◆ SET TASK
Copy out all the records, word for word.

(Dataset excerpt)
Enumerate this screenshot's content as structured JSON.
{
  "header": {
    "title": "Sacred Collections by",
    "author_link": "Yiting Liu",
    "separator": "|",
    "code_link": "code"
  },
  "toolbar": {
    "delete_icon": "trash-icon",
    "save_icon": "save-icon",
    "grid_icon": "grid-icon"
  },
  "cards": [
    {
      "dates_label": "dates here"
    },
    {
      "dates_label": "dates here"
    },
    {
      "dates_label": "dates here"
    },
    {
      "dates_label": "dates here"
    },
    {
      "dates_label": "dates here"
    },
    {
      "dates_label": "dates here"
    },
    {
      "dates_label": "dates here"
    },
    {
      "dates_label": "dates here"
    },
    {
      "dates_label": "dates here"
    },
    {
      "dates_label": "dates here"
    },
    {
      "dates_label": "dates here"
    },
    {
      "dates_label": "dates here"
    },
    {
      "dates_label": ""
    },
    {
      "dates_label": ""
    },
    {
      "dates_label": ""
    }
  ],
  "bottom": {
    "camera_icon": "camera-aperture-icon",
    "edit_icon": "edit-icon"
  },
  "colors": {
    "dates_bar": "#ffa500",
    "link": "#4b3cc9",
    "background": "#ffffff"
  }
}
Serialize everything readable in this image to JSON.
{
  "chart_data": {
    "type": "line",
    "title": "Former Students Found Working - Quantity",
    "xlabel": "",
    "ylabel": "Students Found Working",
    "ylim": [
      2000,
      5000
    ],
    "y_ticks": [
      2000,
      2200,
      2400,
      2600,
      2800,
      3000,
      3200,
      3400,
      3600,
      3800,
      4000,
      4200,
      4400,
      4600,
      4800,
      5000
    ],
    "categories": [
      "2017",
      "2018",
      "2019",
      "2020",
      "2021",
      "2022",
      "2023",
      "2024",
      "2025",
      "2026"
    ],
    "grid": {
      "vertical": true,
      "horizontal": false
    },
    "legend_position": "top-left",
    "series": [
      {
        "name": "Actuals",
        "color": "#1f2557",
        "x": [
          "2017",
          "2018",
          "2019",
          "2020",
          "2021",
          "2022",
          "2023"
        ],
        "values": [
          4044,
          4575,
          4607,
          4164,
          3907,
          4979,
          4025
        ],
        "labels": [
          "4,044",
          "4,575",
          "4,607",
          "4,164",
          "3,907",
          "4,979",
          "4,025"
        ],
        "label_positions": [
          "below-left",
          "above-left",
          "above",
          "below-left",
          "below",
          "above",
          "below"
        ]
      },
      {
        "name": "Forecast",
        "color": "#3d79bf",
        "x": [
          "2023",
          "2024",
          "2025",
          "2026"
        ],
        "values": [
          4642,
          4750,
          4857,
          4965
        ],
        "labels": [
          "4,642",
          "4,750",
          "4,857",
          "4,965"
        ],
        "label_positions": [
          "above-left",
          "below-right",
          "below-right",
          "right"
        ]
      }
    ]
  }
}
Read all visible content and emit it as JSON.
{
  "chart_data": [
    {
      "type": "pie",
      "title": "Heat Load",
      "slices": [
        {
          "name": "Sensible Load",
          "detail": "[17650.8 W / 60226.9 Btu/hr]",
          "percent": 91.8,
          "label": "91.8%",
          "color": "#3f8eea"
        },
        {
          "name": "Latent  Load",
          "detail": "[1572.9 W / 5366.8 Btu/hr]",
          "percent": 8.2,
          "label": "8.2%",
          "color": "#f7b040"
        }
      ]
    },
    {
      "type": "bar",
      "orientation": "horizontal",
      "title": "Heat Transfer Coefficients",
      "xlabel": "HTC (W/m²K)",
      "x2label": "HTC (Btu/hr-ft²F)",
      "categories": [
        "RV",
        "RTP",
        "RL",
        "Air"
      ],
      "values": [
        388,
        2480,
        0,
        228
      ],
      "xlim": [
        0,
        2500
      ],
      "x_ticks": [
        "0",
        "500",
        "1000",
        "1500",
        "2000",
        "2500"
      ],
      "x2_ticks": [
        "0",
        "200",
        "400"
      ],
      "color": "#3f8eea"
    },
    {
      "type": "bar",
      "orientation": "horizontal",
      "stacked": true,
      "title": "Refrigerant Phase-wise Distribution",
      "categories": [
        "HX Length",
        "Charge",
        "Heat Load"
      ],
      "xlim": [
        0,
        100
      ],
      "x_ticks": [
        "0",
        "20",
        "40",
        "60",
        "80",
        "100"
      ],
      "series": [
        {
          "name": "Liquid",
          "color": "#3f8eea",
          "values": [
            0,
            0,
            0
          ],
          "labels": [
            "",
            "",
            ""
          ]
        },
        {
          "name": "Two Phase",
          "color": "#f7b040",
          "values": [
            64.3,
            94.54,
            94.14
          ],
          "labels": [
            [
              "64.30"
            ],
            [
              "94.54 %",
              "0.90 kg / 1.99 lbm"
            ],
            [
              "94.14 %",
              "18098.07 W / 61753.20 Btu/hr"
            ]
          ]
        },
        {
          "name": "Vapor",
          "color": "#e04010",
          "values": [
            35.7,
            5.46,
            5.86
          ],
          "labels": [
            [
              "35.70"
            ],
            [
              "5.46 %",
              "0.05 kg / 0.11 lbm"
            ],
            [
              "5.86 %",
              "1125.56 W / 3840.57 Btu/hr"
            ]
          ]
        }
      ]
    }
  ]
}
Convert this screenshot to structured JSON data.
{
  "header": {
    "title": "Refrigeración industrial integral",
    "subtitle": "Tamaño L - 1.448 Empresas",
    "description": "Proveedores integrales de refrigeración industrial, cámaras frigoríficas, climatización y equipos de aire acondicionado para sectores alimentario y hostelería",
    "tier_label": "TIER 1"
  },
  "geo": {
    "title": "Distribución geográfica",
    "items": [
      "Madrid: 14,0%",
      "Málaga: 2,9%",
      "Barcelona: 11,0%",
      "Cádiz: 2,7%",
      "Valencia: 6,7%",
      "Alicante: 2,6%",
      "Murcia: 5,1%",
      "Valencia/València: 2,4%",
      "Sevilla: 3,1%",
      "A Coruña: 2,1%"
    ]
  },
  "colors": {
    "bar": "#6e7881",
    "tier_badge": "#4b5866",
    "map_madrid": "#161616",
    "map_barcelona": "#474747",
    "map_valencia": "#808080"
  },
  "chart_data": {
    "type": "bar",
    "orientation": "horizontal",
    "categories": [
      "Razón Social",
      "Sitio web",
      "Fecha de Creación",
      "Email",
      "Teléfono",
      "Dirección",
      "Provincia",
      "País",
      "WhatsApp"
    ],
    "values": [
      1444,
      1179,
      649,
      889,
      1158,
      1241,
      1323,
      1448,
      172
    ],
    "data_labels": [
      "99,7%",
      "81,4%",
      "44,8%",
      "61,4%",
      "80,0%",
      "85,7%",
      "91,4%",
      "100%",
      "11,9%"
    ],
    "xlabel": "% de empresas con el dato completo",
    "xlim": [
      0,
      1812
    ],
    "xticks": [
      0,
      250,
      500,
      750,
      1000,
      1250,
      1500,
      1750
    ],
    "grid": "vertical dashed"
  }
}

◆ COMPLETE RESPONSE
Enumerate this screenshot's content as structured JSON.
{
  "header": {
    "title": "Sacred Collections by",
    "author_link": "Yiting Liu",
    "separator": "|",
    "code_link": "code"
  },
  "toolbar": {
    "delete_icon": "trash-icon",
    "save_icon": "save-icon",
    "grid_icon": "grid-icon"
  },
  "cards": [
    {
      "dates_label": "dates here"
    },
    {
      "dates_label": "dates here"
    },
    {
      "dates_label": "dates here"
    },
    {
      "dates_label": "dates here"
    },
    {
      "dates_label": "dates here"
    },
    {
      "dates_label": "dates here"
    },
    {
      "dates_label": "dates here"
    },
    {
      "dates_label": "dates here"
    },
    {
      "dates_label": "dates here"
    },
    {
      "dates_label": "dates here"
    },
    {
      "dates_label": "dates here"
    },
    {
      "dates_label": "dates here"
    },
    {
      "dates_label": ""
    },
    {
      "dates_label": ""
    },
    {
      "dates_label": ""
    }
  ],
  "bottom": {
    "camera_icon": "camera-aperture-icon",
    "edit_icon": "edit-icon"
  },
  "colors": {
    "dates_bar": "#ffa500",
    "link": "#4b3cc9",
    "background": "#ffffff"
  }
}
Serialize everything readable in this image to JSON.
{
  "chart_data": {
    "type": "line",
    "title": "Former Students Found Working - Quantity",
    "xlabel": "",
    "ylabel": "Students Found Working",
    "ylim": [
      2000,
      5000
    ],
    "y_ticks": [
      2000,
      2200,
      2400,
      2600,
      2800,
      3000,
      3200,
      3400,
      3600,
      3800,
      4000,
      4200,
      4400,
      4600,
      4800,
      5000
    ],
    "categories": [
      "2017",
      "2018",
      "2019",
      "2020",
      "2021",
      "2022",
      "2023",
      "2024",
      "2025",
      "2026"
    ],
    "grid": {
      "vertical": true,
      "horizontal": false
    },
    "legend_position": "top-left",
    "series": [
      {
        "name": "Actuals",
        "color": "#1f2557",
        "x": [
          "2017",
          "2018",
          "2019",
          "2020",
          "2021",
          "2022",
          "2023"
        ],
        "values": [
          4044,
          4575,
          4607,
          4164,
          3907,
          4979,
          4025
        ],
        "labels": [
          "4,044",
          "4,575",
          "4,607",
          "4,164",
          "3,907",
          "4,979",
          "4,025"
        ],
        "label_positions": [
          "below-left",
          "above-left",
          "above",
          "below-left",
          "below",
          "above",
          "below"
        ]
      },
      {
        "name": "Forecast",
        "color": "#3d79bf",
        "x": [
          "2023",
          "2024",
          "2025",
          "2026"
        ],
        "values": [
          4642,
          4750,
          4857,
          4965
        ],
        "labels": [
          "4,642",
          "4,750",
          "4,857",
          "4,965"
        ],
        "label_positions": [
          "above-left",
          "below-right",
          "below-right",
          "right"
        ]
      }
    ]
  }
}
Read all visible content and emit it as JSON.
{
  "chart_data": [
    {
      "type": "pie",
      "title": "Heat Load",
      "slices": [
        {
          "name": "Sensible Load",
          "detail": "[17650.8 W / 60226.9 Btu/hr]",
          "percent": 91.8,
          "label": "91.8%",
          "color": "#3f8eea"
        },
        {
          "name": "Latent  Load",
          "detail": "[1572.9 W / 5366.8 Btu/hr]",
          "percent": 8.2,
          "label": "8.2%",
          "color": "#f7b040"
        }
      ]
    },
    {
      "type": "bar",
      "orientation": "horizontal",
      "title": "Heat Transfer Coefficients",
      "xlabel": "HTC (W/m²K)",
      "x2label": "HTC (Btu/hr-ft²F)",
      "categories": [
        "RV",
        "RTP",
        "RL",
        "Air"
      ],
      "values": [
        388,
        2480,
        0,
        228
      ],
      "xlim": [
        0,
        2500
      ],
      "x_ticks": [
        "0",
        "500",
        "1000",
        "1500",
        "2000",
        "2500"
      ],
      "x2_ticks": [
        "0",
        "200",
        "400"
      ],
      "color": "#3f8eea"
    },
    {
      "type": "bar",
      "orientation": "horizontal",
      "stacked": true,
      "title": "Refrigerant Phase-wise Distribution",
      "categories": [
        "HX Length",
        "Charge",
        "Heat Load"
      ],
      "xlim": [
        0,
        100
      ],
      "x_ticks": [
        "0",
        "20",
        "40",
        "60",
        "80",
        "100"
      ],
      "series": [
        {
          "name": "Liquid",
          "color": "#3f8eea",
          "values": [
            0,
            0,
            0
          ],
          "labels": [
            "",
            "",
            ""
          ]
        },
        {
          "name": "Two Phase",
          "color": "#f7b040",
          "values": [
            64.3,
            94.54,
            94.14
          ],
          "labels": [
            [
              "64.30"
            ],
            [
              "94.54 %",
              "0.90 kg / 1.99 lbm"
            ],
            [
              "94.14 %",
              "18098.07 W / 61753.20 Btu/hr"
            ]
          ]
        },
        {
          "name": "Vapor",
          "color": "#e04010",
          "values": [
            35.7,
            5.46,
            5.86
          ],
          "labels": [
            [
              "35.70"
            ],
            [
              "5.46 %",
              "0.05 kg / 0.11 lbm"
            ],
            [
              "5.86 %",
              "1125.56 W / 3840.57 Btu/hr"
            ]
          ]
        }
      ]
    }
  ]
}
Convert this screenshot to structured JSON data.
{
  "header": {
    "title": "Refrigeración industrial integral",
    "subtitle": "Tamaño L - 1.448 Empresas",
    "description": "Proveedores integrales de refrigeración industrial, cámaras frigoríficas, climatización y equipos de aire acondicionado para sectores alimentario y hostelería",
    "tier_label": "TIER 1"
  },
  "geo": {
    "title": "Distribución geográfica",
    "items": [
      "Madrid: 14,0%",
      "Málaga: 2,9%",
      "Barcelona: 11,0%",
      "Cádiz: 2,7%",
      "Valencia: 6,7%",
      "Alicante: 2,6%",
      "Murcia: 5,1%",
      "Valencia/València: 2,4%",
      "Sevilla: 3,1%",
      "A Coruña: 2,1%"
    ]
  },
  "colors": {
    "bar": "#6e7881",
    "tier_badge": "#4b5866",
    "map_madrid": "#161616",
    "map_barcelona": "#474747",
    "map_valencia": "#808080"
  },
  "chart_data": {
    "type": "bar",
    "orientation": "horizontal",
    "categories": [
      "Razón Social",
      "Sitio web",
      "Fecha de Creación",
      "Email",
      "Teléfono",
      "Dirección",
      "Provincia",
      "País",
      "WhatsApp"
    ],
    "values": [
      1444,
      1179,
      649,
      889,
      1158,
      1241,
      1323,
      1448,
      172
    ],
    "data_labels": [
      "99,7%",
      "81,4%",
      "44,8%",
      "61,4%",
      "80,0%",
      "85,7%",
      "91,4%",
      "100%",
      "11,9%"
    ],
    "xlabel": "% de empresas con el dato completo",
    "xlim": [
      0,
      1812
    ],
    "xticks": [
      0,
      250,
      500,
      750,
      1000,
      1250,
      1500,
      1750
    ],
    "grid": "vertical dashed"
  }
}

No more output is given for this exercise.